[Excerpts from a figure dataset]
::::::
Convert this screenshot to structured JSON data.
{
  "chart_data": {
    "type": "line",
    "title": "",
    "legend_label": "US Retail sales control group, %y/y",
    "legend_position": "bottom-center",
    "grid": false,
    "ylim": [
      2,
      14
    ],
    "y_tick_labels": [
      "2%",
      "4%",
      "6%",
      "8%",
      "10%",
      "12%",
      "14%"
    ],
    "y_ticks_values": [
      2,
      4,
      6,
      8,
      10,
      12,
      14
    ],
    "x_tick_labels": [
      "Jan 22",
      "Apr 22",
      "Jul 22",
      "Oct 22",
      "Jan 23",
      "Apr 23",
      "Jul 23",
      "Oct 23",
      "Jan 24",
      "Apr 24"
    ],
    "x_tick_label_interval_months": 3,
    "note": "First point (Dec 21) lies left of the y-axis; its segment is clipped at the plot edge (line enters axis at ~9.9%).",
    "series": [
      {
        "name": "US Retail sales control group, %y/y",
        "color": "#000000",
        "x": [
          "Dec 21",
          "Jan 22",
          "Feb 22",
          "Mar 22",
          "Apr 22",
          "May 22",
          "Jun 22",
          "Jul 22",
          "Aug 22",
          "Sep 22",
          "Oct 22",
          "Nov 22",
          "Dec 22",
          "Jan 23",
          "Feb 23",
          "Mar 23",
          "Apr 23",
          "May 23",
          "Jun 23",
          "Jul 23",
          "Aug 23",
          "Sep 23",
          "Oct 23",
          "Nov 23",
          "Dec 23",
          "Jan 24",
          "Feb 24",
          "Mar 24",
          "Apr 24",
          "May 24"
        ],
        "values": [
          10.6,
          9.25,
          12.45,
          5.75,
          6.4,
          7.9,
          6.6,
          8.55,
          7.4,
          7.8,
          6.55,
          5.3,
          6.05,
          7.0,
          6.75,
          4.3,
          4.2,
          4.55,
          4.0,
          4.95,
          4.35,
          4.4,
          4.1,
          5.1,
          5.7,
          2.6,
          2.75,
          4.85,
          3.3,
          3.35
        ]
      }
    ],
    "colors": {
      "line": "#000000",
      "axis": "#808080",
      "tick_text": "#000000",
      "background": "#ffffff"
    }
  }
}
::::::
▶ _EXERCISE OBJECTIVE_
Write out the records shown above, exactly as they appear.

▶ _SOLUTION_
Convert this screenshot to structured JSON data.
{
  "chart_data": {
    "type": "line",
    "title": "",
    "legend_label": "US Retail sales control group, %y/y",
    "legend_position": "bottom-center",
    "grid": false,
    "ylim": [
      2,
      14
    ],
    "y_tick_labels": [
      "2%",
      "4%",
      "6%",
      "8%",
      "10%",
      "12%",
      "14%"
    ],
    "y_ticks_values": [
      2,
      4,
      6,
      8,
      10,
      12,
      14
    ],
    "x_tick_labels": [
      "Jan 22",
      "Apr 22",
      "Jul 22",
      "Oct 22",
      "Jan 23",
      "Apr 23",
      "Jul 23",
      "Oct 23",
      "Jan 24",
      "Apr 24"
    ],
    "x_tick_label_interval_months": 3,
    "note": "First point (Dec 21) lies left of the y-axis; its segment is clipped at the plot edge (line enters axis at ~9.9%).",
    "series": [
      {
        "name": "US Retail sales control group, %y/y",
        "color": "#000000",
        "x": [
          "Dec 21",
          "Jan 22",
          "Feb 22",
          "Mar 22",
          "Apr 22",
          "May 22",
          "Jun 22",
          "Jul 22",
          "Aug 22",
          "Sep 22",
          "Oct 22",
          "Nov 22",
          "Dec 22",
          "Jan 23",
          "Feb 23",
          "Mar 23",
          "Apr 23",
          "May 23",
          "Jun 23",
          "Jul 23",
          "Aug 23",
          "Sep 23",
          "Oct 23",
          "Nov 23",
          "Dec 23",
          "Jan 24",
          "Feb 24",
          "Mar 24",
          "Apr 24",
          "May 24"
        ],
        "values": [
          10.6,
          9.25,
          12.45,
          5.75,
          6.4,
          7.9,
          6.6,
          8.55,
          7.4,
          7.8,
          6.55,
          5.3,
          6.05,
          7.0,
          6.75,
          4.3,
          4.2,
          4.55,
          4.0,
          4.95,
          4.35,
          4.4,
          4.1,
          5.1,
          5.7,
          2.6,
          2.75,
          4.85,
          3.3,
          3.35
        ]
      }
    ],
    "colors": {
      "line": "#000000",
      "axis": "#808080",
      "tick_text": "#000000",
      "background": "#ffffff"
    }
  }
}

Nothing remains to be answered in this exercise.